- Problem details -
Every record here should be printed again exactly.

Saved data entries
● ● ● ● ● ● ●
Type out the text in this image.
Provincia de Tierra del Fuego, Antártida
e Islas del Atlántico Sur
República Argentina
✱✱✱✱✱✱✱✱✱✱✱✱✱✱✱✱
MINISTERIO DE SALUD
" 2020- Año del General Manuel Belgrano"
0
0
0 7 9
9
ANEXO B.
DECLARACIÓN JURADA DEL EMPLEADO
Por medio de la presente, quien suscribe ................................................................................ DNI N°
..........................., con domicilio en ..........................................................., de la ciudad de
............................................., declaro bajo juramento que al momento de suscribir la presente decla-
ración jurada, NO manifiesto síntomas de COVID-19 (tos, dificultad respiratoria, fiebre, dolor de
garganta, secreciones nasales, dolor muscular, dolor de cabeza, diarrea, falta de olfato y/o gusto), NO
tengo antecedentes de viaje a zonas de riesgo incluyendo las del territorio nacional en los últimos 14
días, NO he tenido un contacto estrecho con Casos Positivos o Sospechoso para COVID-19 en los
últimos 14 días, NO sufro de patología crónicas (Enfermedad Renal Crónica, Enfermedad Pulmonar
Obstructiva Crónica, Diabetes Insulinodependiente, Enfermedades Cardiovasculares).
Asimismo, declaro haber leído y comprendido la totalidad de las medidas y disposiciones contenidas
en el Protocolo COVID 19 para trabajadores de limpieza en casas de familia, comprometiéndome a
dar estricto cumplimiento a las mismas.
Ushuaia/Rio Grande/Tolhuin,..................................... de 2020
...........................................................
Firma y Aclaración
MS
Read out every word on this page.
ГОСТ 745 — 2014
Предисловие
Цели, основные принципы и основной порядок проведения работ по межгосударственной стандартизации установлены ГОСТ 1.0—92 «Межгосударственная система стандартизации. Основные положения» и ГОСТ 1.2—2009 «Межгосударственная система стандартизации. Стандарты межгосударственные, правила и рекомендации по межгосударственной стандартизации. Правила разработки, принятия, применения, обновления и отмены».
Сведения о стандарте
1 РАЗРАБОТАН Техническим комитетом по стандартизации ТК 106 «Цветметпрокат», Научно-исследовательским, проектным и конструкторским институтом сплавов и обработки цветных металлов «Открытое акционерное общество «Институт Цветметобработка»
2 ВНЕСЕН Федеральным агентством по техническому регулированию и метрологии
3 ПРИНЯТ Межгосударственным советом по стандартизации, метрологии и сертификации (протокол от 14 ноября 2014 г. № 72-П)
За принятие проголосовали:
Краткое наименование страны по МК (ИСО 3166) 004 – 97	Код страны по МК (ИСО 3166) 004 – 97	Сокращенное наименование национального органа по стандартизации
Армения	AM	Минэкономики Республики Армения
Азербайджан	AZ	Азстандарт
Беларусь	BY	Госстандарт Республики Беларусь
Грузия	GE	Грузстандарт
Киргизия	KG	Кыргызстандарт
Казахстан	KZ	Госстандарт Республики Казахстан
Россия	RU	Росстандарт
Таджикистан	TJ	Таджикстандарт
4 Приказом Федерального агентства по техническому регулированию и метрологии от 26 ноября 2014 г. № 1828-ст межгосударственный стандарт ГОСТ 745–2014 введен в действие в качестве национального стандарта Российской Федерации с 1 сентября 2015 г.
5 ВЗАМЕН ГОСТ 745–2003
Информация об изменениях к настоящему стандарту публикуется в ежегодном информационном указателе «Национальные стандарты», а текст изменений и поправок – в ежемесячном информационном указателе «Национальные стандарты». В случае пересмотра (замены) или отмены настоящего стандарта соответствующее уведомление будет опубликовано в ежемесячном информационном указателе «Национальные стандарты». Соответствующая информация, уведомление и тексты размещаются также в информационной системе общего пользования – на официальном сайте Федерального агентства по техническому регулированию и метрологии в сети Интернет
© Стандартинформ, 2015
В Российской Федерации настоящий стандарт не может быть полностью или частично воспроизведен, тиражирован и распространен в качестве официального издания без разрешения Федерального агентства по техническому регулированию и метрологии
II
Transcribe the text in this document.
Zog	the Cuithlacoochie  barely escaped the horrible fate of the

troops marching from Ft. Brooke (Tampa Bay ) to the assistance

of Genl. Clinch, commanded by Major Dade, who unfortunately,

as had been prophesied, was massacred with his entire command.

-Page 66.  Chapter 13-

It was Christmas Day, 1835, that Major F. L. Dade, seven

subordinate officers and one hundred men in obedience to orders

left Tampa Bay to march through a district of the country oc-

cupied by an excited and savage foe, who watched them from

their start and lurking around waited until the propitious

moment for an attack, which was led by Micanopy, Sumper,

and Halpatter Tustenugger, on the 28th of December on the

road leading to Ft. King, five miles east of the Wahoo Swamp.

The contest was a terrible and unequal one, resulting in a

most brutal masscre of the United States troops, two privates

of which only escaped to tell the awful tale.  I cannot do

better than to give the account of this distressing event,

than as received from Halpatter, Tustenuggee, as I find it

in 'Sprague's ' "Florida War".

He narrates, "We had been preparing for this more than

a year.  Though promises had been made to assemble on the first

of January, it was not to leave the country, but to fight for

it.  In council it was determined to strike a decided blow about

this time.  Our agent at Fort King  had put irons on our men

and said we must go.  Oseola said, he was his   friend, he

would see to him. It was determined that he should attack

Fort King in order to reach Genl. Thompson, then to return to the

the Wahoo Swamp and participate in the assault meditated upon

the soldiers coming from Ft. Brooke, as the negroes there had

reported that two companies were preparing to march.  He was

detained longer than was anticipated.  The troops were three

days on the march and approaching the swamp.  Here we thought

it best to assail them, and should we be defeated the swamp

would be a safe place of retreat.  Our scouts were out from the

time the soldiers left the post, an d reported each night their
● ● ● ● ● ● ●
- Reply -
Type out the text in this image.
Provincia de Tierra del Fuego, Antártida
e Islas del Atlántico Sur
República Argentina
✱✱✱✱✱✱✱✱✱✱✱✱✱✱✱✱
MINISTERIO DE SALUD
" 2020- Año del General Manuel Belgrano"
0
0
0 7 9
9
ANEXO B.
DECLARACIÓN JURADA DEL EMPLEADO
Por medio de la presente, quien suscribe ................................................................................ DNI N°
..........................., con domicilio en ..........................................................., de la ciudad de
............................................., declaro bajo juramento que al momento de suscribir la presente decla-
ración jurada, NO manifiesto síntomas de COVID-19 (tos, dificultad respiratoria, fiebre, dolor de
garganta, secreciones nasales, dolor muscular, dolor de cabeza, diarrea, falta de olfato y/o gusto), NO
tengo antecedentes de viaje a zonas de riesgo incluyendo las del territorio nacional en los últimos 14
días, NO he tenido un contacto estrecho con Casos Positivos o Sospechoso para COVID-19 en los
últimos 14 días, NO sufro de patología crónicas (Enfermedad Renal Crónica, Enfermedad Pulmonar
Obstructiva Crónica, Diabetes Insulinodependiente, Enfermedades Cardiovasculares).
Asimismo, declaro haber leído y comprendido la totalidad de las medidas y disposiciones contenidas
en el Protocolo COVID 19 para trabajadores de limpieza en casas de familia, comprometiéndome a
dar estricto cumplimiento a las mismas.
Ushuaia/Rio Grande/Tolhuin,..................................... de 2020
...........................................................
Firma y Aclaración
MS
Read out every word on this page.
ГОСТ 745 — 2014
Предисловие
Цели, основные принципы и основной порядок проведения работ по межгосударственной стандартизации установлены ГОСТ 1.0—92 «Межгосударственная система стандартизации. Основные положения» и ГОСТ 1.2—2009 «Межгосударственная система стандартизации. Стандарты межгосударственные, правила и рекомендации по межгосударственной стандартизации. Правила разработки, принятия, применения, обновления и отмены».
Сведения о стандарте
1 РАЗРАБОТАН Техническим комитетом по стандартизации ТК 106 «Цветметпрокат», Научно-исследовательским, проектным и конструкторским институтом сплавов и обработки цветных металлов «Открытое акционерное общество «Институт Цветметобработка»
2 ВНЕСЕН Федеральным агентством по техническому регулированию и метрологии
3 ПРИНЯТ Межгосударственным советом по стандартизации, метрологии и сертификации (протокол от 14 ноября 2014 г. № 72-П)
За принятие проголосовали:
Краткое наименование страны по МК (ИСО 3166) 004 – 97	Код страны по МК (ИСО 3166) 004 – 97	Сокращенное наименование национального органа по стандартизации
Армения	AM	Минэкономики Республики Армения
Азербайджан	AZ	Азстандарт
Беларусь	BY	Госстандарт Республики Беларусь
Грузия	GE	Грузстандарт
Киргизия	KG	Кыргызстандарт
Казахстан	KZ	Госстандарт Республики Казахстан
Россия	RU	Росстандарт
Таджикистан	TJ	Таджикстандарт
4 Приказом Федерального агентства по техническому регулированию и метрологии от 26 ноября 2014 г. № 1828-ст межгосударственный стандарт ГОСТ 745–2014 введен в действие в качестве национального стандарта Российской Федерации с 1 сентября 2015 г.
5 ВЗАМЕН ГОСТ 745–2003
Информация об изменениях к настоящему стандарту публикуется в ежегодном информационном указателе «Национальные стандарты», а текст изменений и поправок – в ежемесячном информационном указателе «Национальные стандарты». В случае пересмотра (замены) или отмены настоящего стандарта соответствующее уведомление будет опубликовано в ежемесячном информационном указателе «Национальные стандарты». Соответствующая информация, уведомление и тексты размещаются также в информационной системе общего пользования – на официальном сайте Федерального агентства по техническому регулированию и метрологии в сети Интернет
© Стандартинформ, 2015
В Российской Федерации настоящий стандарт не может быть полностью или частично воспроизведен, тиражирован и распространен в качестве официального издания без разрешения Федерального агентства по техническому регулированию и метрологии
II
Transcribe the text in this document.
Zog	the Cuithlacoochie  barely escaped the horrible fate of the

troops marching from Ft. Brooke (Tampa Bay ) to the assistance

of Genl. Clinch, commanded by Major Dade, who unfortunately,

as had been prophesied, was massacred with his entire command.

-Page 66.  Chapter 13-

It was Christmas Day, 1835, that Major F. L. Dade, seven

subordinate officers and one hundred men in obedience to orders

left Tampa Bay to march through a district of the country oc-

cupied by an excited and savage foe, who watched them from

their start and lurking around waited until the propitious

moment for an attack, which was led by Micanopy, Sumper,

and Halpatter Tustenugger, on the 28th of December on the

road leading to Ft. King, five miles east of the Wahoo Swamp.

The contest was a terrible and unequal one, resulting in a

most brutal masscre of the United States troops, two privates

of which only escaped to tell the awful tale.  I cannot do

better than to give the account of this distressing event,

than as received from Halpatter, Tustenuggee, as I find it

in 'Sprague's ' "Florida War".

He narrates, "We had been preparing for this more than

a year.  Though promises had been made to assemble on the first

of January, it was not to leave the country, but to fight for

it.  In council it was determined to strike a decided blow about

this time.  Our agent at Fort King  had put irons on our men

and said we must go.  Oseola said, he was his   friend, he

would see to him. It was determined that he should attack

Fort King in order to reach Genl. Thompson, then to return to the

the Wahoo Swamp and participate in the assault meditated upon

the soldiers coming from Ft. Brooke, as the negroes there had

reported that two companies were preparing to march.  He was

detained longer than was anticipated.  The troops were three

days on the march and approaching the swamp.  Here we thought

it best to assail them, and should we be defeated the swamp

would be a safe place of retreat.  Our scouts were out from the

time the soldiers left the post, an d reported each night their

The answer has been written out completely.